(Records from a data source)

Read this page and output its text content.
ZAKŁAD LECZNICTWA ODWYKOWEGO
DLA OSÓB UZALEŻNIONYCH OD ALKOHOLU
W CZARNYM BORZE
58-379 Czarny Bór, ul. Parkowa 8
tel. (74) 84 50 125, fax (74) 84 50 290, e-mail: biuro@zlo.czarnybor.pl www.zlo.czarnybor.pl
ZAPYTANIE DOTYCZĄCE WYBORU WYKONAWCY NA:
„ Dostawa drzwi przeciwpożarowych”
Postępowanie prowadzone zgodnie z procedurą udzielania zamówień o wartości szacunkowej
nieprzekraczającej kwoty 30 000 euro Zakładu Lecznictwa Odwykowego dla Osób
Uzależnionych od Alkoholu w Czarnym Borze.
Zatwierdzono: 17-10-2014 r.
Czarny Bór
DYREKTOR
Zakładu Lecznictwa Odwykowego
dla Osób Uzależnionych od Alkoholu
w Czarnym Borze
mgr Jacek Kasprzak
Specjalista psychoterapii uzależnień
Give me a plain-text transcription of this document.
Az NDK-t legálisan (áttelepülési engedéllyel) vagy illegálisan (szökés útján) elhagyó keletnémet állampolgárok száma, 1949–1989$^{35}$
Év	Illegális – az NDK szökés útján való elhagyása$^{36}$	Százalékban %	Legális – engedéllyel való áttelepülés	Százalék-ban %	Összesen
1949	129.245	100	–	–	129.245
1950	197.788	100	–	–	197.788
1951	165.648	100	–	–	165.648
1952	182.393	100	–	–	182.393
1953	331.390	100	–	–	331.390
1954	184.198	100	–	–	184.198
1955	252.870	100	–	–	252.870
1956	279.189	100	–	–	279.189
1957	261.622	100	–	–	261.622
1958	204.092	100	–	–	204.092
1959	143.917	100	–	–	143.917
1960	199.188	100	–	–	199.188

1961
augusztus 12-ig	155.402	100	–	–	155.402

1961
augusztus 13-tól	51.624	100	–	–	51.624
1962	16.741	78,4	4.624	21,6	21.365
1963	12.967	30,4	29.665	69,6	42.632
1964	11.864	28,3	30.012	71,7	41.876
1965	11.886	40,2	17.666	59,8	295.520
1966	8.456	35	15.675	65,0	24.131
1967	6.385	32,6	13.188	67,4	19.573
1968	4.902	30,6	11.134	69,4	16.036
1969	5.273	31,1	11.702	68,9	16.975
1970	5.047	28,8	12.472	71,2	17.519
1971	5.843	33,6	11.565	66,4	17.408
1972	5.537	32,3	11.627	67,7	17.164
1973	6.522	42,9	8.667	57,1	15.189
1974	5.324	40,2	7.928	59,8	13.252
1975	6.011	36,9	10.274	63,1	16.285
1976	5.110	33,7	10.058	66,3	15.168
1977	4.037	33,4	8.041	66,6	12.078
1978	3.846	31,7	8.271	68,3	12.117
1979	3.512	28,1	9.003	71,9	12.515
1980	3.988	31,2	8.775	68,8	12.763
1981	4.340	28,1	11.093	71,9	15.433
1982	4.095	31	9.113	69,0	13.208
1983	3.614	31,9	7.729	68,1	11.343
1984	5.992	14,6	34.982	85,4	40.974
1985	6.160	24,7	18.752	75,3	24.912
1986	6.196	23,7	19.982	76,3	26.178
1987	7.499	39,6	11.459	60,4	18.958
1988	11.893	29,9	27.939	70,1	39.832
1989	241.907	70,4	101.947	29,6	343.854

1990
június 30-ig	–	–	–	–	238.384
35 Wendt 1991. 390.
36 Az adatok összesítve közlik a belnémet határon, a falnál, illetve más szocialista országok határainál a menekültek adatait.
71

WHAT IS NEEDED
Write out every entry word for word.

FULL ANSWER
Read this page and output its text content.
ZAKŁAD LECZNICTWA ODWYKOWEGO
DLA OSÓB UZALEŻNIONYCH OD ALKOHOLU
W CZARNYM BORZE
58-379 Czarny Bór, ul. Parkowa 8
tel. (74) 84 50 125, fax (74) 84 50 290, e-mail: biuro@zlo.czarnybor.pl www.zlo.czarnybor.pl
ZAPYTANIE DOTYCZĄCE WYBORU WYKONAWCY NA:
„ Dostawa drzwi przeciwpożarowych”
Postępowanie prowadzone zgodnie z procedurą udzielania zamówień o wartości szacunkowej
nieprzekraczającej kwoty 30 000 euro Zakładu Lecznictwa Odwykowego dla Osób
Uzależnionych od Alkoholu w Czarnym Borze.
Zatwierdzono: 17-10-2014 r.
Czarny Bór
DYREKTOR
Zakładu Lecznictwa Odwykowego
dla Osób Uzależnionych od Alkoholu
w Czarnym Borze
mgr Jacek Kasprzak
Specjalista psychoterapii uzależnień
Give me a plain-text transcription of this document.
Az NDK-t legálisan (áttelepülési engedéllyel) vagy illegálisan (szökés útján) elhagyó keletnémet állampolgárok száma, 1949–1989$^{35}$
Év	Illegális – az NDK szökés útján való elhagyása$^{36}$	Százalékban %	Legális – engedéllyel való áttelepülés	Százalék-ban %	Összesen
1949	129.245	100	–	–	129.245
1950	197.788	100	–	–	197.788
1951	165.648	100	–	–	165.648
1952	182.393	100	–	–	182.393
1953	331.390	100	–	–	331.390
1954	184.198	100	–	–	184.198
1955	252.870	100	–	–	252.870
1956	279.189	100	–	–	279.189
1957	261.622	100	–	–	261.622
1958	204.092	100	–	–	204.092
1959	143.917	100	–	–	143.917
1960	199.188	100	–	–	199.188

1961
augusztus 12-ig	155.402	100	–	–	155.402

1961
augusztus 13-tól	51.624	100	–	–	51.624
1962	16.741	78,4	4.624	21,6	21.365
1963	12.967	30,4	29.665	69,6	42.632
1964	11.864	28,3	30.012	71,7	41.876
1965	11.886	40,2	17.666	59,8	295.520
1966	8.456	35	15.675	65,0	24.131
1967	6.385	32,6	13.188	67,4	19.573
1968	4.902	30,6	11.134	69,4	16.036
1969	5.273	31,1	11.702	68,9	16.975
1970	5.047	28,8	12.472	71,2	17.519
1971	5.843	33,6	11.565	66,4	17.408
1972	5.537	32,3	11.627	67,7	17.164
1973	6.522	42,9	8.667	57,1	15.189
1974	5.324	40,2	7.928	59,8	13.252
1975	6.011	36,9	10.274	63,1	16.285
1976	5.110	33,7	10.058	66,3	15.168
1977	4.037	33,4	8.041	66,6	12.078
1978	3.846	31,7	8.271	68,3	12.117
1979	3.512	28,1	9.003	71,9	12.515
1980	3.988	31,2	8.775	68,8	12.763
1981	4.340	28,1	11.093	71,9	15.433
1982	4.095	31	9.113	69,0	13.208
1983	3.614	31,9	7.729	68,1	11.343
1984	5.992	14,6	34.982	85,4	40.974
1985	6.160	24,7	18.752	75,3	24.912
1986	6.196	23,7	19.982	76,3	26.178
1987	7.499	39,6	11.459	60,4	18.958
1988	11.893	29,9	27.939	70,1	39.832
1989	241.907	70,4	101.947	29,6	343.854

1990
június 30-ig	–	–	–	–	238.384
35 Wendt 1991. 390.
36 Az adatok összesítve közlik a belnémet határon, a falnál, illetve más szocialista országok határainál a menekültek adatait.
71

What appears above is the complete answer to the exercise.